* _What is asked_
For every line in the data below that contains "Loss", copy the line.

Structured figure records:
- - -

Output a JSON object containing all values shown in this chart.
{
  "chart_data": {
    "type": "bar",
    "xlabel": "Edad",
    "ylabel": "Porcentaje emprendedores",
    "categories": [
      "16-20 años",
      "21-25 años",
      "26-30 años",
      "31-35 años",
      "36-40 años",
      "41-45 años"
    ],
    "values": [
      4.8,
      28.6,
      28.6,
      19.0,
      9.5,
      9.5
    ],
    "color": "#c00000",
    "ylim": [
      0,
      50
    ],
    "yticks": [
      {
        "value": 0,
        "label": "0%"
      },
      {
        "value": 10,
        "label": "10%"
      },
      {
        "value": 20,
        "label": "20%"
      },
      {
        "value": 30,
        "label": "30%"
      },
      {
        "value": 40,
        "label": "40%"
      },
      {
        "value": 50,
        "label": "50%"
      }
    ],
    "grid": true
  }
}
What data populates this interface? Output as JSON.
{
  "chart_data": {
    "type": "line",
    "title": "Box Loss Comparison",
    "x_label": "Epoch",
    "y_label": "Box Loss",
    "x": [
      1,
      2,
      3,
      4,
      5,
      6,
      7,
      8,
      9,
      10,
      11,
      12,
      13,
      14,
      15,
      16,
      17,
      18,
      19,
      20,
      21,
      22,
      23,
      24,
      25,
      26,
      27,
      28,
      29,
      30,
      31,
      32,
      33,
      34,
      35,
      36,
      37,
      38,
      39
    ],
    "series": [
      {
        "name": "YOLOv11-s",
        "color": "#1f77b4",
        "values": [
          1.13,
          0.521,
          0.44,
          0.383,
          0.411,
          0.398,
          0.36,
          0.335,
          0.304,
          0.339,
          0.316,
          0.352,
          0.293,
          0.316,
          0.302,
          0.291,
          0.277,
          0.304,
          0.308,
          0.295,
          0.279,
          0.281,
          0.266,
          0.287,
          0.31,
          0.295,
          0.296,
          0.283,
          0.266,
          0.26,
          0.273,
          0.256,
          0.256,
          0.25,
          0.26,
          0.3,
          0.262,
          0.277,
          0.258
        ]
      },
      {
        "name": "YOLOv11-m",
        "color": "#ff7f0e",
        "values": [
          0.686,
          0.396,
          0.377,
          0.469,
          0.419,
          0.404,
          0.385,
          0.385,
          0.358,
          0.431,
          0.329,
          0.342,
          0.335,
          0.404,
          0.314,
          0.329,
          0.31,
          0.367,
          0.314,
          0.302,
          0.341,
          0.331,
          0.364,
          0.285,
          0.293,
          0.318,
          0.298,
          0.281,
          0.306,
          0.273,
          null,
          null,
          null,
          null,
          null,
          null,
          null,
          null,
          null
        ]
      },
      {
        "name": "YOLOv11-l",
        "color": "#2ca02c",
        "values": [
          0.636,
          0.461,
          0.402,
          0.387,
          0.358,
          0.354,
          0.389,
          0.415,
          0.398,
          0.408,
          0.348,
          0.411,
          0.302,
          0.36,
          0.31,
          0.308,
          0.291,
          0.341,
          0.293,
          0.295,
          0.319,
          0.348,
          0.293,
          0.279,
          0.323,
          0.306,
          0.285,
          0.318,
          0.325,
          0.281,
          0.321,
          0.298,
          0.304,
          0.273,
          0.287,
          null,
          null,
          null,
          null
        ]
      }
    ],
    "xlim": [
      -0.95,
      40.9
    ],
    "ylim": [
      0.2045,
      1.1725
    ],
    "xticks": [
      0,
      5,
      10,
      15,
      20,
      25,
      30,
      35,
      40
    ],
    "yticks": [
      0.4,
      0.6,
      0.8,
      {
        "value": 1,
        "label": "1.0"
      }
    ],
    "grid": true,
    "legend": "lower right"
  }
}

- - -

* _Result_
    "title": "Box Loss Comparison",
    "y_label": "Box Loss",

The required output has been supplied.